TASK OBJECTIVE: Only lines holding the word "samochodu" should be copied from the material.

LISTING:
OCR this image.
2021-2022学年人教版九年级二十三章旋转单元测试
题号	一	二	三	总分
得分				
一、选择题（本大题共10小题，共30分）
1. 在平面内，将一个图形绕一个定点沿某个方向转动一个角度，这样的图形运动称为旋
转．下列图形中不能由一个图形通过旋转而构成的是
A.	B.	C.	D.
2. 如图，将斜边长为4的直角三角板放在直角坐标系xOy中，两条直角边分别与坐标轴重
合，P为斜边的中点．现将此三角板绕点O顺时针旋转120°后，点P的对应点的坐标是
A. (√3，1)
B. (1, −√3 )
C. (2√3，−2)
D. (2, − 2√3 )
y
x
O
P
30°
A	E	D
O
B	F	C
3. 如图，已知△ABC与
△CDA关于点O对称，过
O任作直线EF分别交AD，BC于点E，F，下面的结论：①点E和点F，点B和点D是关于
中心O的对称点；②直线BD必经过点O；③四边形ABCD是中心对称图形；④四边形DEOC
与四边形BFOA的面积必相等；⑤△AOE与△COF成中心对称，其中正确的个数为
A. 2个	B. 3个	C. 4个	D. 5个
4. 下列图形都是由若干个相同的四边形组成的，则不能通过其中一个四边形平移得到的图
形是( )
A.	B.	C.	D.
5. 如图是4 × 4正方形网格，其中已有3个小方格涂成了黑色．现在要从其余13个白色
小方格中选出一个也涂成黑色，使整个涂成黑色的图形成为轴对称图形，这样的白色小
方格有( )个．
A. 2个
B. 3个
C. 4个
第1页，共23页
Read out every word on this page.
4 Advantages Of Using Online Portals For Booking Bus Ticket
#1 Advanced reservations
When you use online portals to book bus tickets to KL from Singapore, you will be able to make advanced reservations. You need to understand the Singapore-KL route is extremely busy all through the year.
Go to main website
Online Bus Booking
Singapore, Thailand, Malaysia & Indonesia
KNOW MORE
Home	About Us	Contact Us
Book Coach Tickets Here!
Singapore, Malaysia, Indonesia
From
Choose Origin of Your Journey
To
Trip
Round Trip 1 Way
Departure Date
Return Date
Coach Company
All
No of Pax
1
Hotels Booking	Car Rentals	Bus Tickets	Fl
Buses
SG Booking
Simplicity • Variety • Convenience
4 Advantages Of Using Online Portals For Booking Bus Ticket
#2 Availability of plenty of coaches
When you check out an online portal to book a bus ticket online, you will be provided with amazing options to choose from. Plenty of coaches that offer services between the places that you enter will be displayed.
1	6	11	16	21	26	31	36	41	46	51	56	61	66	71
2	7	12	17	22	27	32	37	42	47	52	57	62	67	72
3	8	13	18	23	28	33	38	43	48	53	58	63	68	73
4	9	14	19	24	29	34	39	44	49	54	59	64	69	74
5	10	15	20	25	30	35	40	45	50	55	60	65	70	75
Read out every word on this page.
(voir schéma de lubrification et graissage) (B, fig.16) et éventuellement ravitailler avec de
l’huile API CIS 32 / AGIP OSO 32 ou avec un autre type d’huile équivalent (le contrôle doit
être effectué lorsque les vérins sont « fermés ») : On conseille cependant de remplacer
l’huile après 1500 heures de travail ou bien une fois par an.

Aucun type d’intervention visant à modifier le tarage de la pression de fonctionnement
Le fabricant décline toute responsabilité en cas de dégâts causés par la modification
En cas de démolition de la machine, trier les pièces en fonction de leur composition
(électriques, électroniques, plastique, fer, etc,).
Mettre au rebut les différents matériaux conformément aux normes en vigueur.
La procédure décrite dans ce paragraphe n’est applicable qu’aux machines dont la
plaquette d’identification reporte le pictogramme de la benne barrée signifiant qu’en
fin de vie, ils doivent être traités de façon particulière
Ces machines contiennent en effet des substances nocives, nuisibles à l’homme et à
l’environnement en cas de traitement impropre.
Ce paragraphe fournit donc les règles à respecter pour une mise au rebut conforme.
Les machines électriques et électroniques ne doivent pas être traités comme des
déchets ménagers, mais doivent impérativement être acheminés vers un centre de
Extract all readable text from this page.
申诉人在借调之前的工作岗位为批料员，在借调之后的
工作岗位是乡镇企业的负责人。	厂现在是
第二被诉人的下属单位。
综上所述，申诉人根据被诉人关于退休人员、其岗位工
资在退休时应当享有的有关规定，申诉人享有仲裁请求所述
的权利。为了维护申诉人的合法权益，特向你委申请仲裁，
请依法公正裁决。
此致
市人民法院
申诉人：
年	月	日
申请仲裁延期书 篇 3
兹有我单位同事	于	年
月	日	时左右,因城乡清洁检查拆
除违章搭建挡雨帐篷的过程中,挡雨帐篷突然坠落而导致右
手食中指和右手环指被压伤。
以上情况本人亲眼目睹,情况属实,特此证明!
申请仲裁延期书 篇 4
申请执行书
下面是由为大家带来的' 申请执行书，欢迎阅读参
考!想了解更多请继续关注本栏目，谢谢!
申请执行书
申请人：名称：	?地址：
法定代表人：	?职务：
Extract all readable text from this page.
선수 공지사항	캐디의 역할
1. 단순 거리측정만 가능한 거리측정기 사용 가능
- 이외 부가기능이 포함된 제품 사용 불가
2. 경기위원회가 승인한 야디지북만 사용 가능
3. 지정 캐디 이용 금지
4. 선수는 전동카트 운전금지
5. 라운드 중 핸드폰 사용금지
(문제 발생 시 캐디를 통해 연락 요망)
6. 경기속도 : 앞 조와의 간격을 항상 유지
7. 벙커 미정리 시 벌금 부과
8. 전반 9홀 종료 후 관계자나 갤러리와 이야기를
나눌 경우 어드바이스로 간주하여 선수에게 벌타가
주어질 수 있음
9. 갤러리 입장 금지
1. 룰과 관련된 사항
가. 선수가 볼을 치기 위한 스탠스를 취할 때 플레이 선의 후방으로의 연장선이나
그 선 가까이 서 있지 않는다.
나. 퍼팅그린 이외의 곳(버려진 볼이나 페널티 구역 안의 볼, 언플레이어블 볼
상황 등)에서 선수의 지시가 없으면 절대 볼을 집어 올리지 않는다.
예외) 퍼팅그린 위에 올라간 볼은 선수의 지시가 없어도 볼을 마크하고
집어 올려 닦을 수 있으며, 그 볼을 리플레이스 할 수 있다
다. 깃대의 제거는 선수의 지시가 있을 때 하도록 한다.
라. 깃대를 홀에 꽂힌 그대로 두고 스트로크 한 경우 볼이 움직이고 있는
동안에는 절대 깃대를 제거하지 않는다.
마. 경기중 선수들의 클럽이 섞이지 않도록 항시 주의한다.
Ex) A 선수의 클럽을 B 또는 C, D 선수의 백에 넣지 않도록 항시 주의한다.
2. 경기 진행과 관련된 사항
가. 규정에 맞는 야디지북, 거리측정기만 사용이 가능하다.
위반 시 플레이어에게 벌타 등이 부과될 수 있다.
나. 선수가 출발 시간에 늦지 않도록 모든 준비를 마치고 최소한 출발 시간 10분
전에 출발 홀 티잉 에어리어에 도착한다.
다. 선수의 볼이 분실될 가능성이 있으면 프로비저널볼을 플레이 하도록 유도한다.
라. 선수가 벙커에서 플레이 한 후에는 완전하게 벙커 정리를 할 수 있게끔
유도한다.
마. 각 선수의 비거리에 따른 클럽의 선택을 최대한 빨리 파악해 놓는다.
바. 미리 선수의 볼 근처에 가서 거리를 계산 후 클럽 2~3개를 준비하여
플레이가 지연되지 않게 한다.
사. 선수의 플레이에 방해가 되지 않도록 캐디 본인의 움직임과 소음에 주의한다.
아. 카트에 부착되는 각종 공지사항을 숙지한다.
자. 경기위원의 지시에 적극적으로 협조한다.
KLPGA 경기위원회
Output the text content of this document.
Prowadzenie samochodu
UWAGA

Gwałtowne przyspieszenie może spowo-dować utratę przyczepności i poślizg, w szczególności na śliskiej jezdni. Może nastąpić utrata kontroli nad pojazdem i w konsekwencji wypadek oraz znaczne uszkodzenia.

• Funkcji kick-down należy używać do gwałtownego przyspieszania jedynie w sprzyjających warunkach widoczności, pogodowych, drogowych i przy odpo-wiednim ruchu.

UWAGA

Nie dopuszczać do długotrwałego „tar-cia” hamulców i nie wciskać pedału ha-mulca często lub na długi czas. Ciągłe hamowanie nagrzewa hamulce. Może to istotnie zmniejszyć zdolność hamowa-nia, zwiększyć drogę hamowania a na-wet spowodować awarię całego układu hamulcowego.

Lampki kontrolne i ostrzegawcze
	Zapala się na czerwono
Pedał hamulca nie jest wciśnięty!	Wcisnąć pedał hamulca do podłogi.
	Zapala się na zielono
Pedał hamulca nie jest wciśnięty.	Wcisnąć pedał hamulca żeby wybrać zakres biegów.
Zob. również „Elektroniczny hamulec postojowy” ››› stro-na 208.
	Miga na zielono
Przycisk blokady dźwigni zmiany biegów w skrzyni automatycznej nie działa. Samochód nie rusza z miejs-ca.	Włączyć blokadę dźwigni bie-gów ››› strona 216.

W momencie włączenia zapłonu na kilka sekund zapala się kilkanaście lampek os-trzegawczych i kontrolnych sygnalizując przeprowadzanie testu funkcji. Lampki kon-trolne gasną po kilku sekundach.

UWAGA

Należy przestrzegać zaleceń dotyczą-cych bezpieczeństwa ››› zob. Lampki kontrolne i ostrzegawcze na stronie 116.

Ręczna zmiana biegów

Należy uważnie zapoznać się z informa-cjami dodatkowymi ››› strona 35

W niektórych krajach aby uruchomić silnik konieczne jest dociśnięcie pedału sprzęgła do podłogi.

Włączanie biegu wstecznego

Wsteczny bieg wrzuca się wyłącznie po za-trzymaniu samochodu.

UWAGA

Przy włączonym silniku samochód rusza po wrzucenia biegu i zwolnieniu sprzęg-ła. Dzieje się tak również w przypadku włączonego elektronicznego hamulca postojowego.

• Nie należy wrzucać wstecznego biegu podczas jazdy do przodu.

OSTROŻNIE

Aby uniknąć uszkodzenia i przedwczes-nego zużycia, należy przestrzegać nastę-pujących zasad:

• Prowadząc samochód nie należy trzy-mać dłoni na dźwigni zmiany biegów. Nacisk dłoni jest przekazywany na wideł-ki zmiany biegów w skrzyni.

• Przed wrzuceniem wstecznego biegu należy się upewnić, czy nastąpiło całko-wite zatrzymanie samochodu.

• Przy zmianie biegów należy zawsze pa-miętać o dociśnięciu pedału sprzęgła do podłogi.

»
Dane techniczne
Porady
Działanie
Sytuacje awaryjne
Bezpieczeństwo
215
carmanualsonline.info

COMPLETED EXERCISE:
Prowadzenie samochodu
Wsteczny bieg wrzuca się wyłącznie po za-trzymaniu samochodu.
• Przed wrzuceniem wstecznego biegu należy się upewnić, czy nastąpiło całko-wite zatrzymanie samochodu.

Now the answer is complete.